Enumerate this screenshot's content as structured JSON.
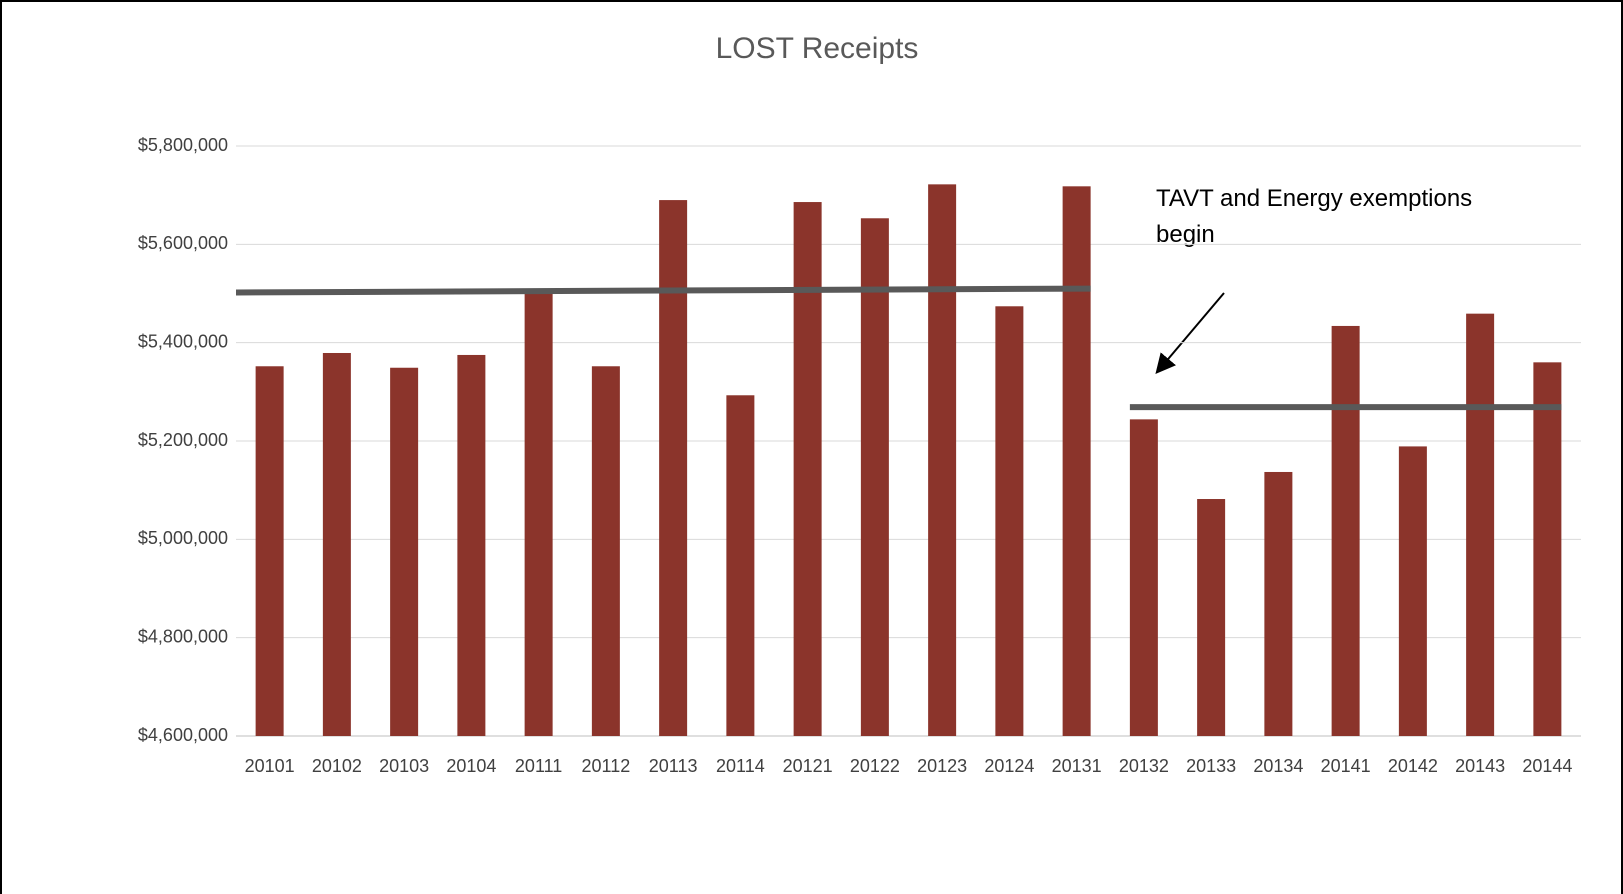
{
  "chart_data": {
    "type": "bar",
    "title": "LOST Receipts",
    "categories": [
      "20101",
      "20102",
      "20103",
      "20104",
      "20111",
      "20112",
      "20113",
      "20114",
      "20121",
      "20122",
      "20123",
      "20124",
      "20131",
      "20132",
      "20133",
      "20134",
      "20141",
      "20142",
      "20143",
      "20144"
    ],
    "values": [
      5352000,
      5379000,
      5349000,
      5375000,
      5501000,
      5352000,
      5690000,
      5293000,
      5686000,
      5653000,
      5722000,
      5474000,
      5718000,
      5244000,
      5082000,
      5137000,
      5434000,
      5189000,
      5459000,
      5360000
    ],
    "color": "#8b342b",
    "ylim": [
      4600000,
      5800000
    ],
    "yticks": [
      {
        "value": 4600000,
        "label": "$4,600,000"
      },
      {
        "value": 4800000,
        "label": "$4,800,000"
      },
      {
        "value": 5000000,
        "label": "$5,000,000"
      },
      {
        "value": 5200000,
        "label": "$5,200,000"
      },
      {
        "value": 5400000,
        "label": "$5,400,000"
      },
      {
        "value": 5600000,
        "label": "$5,600,000"
      },
      {
        "value": 5800000,
        "label": "$5,800,000"
      }
    ],
    "grid": true,
    "trend_lines": [
      {
        "from": "20101",
        "to": "20131",
        "values": [
          5502000,
          5510000
        ],
        "color": "#595959"
      },
      {
        "from": "20132",
        "to": "20144",
        "values": [
          5269000,
          5269000
        ],
        "color": "#595959"
      }
    ],
    "annotation": [
      "TAVT and Energy exemptions",
      "begin"
    ]
  }
}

━━━━━━━━━━━━━━━━

### Your instructions
Reproduce each line of the entries in which the word "label" is found.

### Result
        "label": "$4,600,000"
        "label": "$4,800,000"
        "label": "$5,000,000"
        "label": "$5,200,000"
        "label": "$5,400,000"
        "label": "$5,600,000"
        "label": "$5,800,000"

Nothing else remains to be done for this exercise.